Your objective: Go over the records and copy every line with the string "Admitted".
+++ Dataset +++
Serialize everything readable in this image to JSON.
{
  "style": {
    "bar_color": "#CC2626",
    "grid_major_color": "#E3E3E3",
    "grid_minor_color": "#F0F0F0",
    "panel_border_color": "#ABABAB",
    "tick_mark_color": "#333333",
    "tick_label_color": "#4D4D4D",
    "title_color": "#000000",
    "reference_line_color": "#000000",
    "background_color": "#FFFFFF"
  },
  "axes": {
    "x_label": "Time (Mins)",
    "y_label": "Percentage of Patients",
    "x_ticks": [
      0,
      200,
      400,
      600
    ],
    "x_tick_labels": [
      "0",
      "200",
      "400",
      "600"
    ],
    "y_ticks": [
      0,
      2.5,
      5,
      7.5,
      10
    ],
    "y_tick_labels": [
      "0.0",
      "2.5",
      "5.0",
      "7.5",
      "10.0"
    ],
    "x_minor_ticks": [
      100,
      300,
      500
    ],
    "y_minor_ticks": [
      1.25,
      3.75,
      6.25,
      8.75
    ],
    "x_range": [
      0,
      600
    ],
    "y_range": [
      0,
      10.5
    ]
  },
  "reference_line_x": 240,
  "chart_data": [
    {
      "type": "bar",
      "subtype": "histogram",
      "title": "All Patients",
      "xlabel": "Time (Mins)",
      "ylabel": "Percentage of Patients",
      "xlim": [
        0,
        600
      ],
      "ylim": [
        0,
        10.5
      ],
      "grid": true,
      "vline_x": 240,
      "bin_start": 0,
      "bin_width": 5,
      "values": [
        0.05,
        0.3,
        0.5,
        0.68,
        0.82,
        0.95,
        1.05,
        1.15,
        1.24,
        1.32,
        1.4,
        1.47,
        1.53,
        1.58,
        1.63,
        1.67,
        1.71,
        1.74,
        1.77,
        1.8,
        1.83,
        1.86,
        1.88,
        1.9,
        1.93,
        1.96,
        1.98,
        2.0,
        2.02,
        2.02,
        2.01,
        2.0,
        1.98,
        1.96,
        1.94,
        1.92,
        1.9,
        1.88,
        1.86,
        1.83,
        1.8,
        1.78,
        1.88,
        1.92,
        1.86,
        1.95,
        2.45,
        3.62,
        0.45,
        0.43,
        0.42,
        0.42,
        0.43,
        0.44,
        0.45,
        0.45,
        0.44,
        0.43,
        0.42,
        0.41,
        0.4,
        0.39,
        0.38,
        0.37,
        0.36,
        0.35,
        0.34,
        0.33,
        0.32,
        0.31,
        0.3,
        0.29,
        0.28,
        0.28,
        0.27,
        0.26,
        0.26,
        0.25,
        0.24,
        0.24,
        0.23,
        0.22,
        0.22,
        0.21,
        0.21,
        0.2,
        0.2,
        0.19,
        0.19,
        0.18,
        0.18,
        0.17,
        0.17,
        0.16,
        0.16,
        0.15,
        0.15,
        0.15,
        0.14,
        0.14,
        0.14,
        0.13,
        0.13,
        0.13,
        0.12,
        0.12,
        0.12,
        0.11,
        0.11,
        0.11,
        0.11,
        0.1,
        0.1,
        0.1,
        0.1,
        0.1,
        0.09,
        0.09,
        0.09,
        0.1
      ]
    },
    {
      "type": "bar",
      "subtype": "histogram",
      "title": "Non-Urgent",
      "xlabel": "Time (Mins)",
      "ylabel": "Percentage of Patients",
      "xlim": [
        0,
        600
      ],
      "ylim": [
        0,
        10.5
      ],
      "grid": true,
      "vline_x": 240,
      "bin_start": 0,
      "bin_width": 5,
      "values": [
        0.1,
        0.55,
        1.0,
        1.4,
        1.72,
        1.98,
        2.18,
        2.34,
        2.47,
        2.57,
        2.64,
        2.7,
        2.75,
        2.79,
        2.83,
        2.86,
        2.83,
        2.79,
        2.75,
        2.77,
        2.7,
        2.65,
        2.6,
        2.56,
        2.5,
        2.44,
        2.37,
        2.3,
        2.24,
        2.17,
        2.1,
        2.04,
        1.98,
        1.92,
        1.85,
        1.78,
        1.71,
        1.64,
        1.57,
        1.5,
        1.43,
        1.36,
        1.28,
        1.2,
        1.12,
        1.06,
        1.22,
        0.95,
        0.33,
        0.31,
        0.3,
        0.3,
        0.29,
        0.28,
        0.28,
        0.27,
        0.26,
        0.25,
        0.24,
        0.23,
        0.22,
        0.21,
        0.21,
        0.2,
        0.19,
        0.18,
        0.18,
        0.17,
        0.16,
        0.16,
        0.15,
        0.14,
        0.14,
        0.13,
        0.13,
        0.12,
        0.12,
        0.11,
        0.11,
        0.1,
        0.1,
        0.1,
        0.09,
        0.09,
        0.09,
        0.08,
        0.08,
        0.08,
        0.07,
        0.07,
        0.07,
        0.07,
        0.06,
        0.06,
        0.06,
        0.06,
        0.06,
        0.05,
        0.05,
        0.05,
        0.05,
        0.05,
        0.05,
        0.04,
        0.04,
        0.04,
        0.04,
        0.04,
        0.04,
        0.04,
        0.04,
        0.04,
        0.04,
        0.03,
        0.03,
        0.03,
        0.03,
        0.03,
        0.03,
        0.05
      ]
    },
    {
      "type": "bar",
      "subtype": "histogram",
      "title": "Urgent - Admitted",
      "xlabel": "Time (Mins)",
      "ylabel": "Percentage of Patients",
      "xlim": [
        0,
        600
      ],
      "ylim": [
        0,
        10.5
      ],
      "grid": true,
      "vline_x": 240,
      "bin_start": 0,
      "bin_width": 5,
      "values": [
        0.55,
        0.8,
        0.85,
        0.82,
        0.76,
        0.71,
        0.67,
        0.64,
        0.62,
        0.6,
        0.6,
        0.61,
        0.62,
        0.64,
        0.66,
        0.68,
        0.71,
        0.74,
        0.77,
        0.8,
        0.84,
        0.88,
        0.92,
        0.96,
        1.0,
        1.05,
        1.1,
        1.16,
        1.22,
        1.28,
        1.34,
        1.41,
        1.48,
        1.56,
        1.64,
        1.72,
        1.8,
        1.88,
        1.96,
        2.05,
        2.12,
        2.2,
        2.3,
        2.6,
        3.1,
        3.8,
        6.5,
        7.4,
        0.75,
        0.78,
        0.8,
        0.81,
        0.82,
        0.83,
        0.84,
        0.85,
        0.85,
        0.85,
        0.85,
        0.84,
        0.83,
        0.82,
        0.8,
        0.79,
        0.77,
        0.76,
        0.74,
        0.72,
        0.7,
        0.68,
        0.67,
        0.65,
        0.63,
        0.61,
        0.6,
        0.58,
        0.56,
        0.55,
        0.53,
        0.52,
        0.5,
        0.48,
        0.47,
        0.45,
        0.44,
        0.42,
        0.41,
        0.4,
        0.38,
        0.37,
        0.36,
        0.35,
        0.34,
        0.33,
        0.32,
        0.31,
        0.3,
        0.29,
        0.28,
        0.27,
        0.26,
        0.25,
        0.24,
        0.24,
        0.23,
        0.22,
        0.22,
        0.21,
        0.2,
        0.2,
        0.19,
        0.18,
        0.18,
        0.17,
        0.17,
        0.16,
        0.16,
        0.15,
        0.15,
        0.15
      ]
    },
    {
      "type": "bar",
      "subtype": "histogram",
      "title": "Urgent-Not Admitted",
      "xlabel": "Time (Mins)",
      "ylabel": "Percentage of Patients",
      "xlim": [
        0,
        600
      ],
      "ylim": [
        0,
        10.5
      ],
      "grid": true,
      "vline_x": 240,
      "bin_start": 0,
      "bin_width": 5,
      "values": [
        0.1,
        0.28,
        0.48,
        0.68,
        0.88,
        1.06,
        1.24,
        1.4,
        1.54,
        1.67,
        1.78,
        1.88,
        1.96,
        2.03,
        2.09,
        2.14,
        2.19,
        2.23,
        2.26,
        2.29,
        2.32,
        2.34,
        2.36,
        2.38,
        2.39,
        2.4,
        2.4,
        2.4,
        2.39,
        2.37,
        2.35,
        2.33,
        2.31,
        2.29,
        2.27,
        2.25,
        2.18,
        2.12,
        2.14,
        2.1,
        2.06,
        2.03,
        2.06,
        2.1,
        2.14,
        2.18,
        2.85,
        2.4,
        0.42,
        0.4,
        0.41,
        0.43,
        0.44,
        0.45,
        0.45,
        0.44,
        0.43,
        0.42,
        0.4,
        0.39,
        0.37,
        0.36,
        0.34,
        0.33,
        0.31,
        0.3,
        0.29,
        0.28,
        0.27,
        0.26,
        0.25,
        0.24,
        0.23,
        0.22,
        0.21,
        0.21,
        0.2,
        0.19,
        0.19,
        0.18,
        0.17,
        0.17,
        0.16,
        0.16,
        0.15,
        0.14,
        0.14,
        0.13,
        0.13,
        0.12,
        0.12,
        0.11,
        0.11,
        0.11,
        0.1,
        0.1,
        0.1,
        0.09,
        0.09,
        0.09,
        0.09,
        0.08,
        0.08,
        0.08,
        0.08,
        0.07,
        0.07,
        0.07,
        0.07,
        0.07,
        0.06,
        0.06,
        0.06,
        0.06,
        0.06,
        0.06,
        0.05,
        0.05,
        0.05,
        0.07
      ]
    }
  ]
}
+++
Output below:
      "title": "Urgent - Admitted",
      "title": "Urgent-Not Admitted",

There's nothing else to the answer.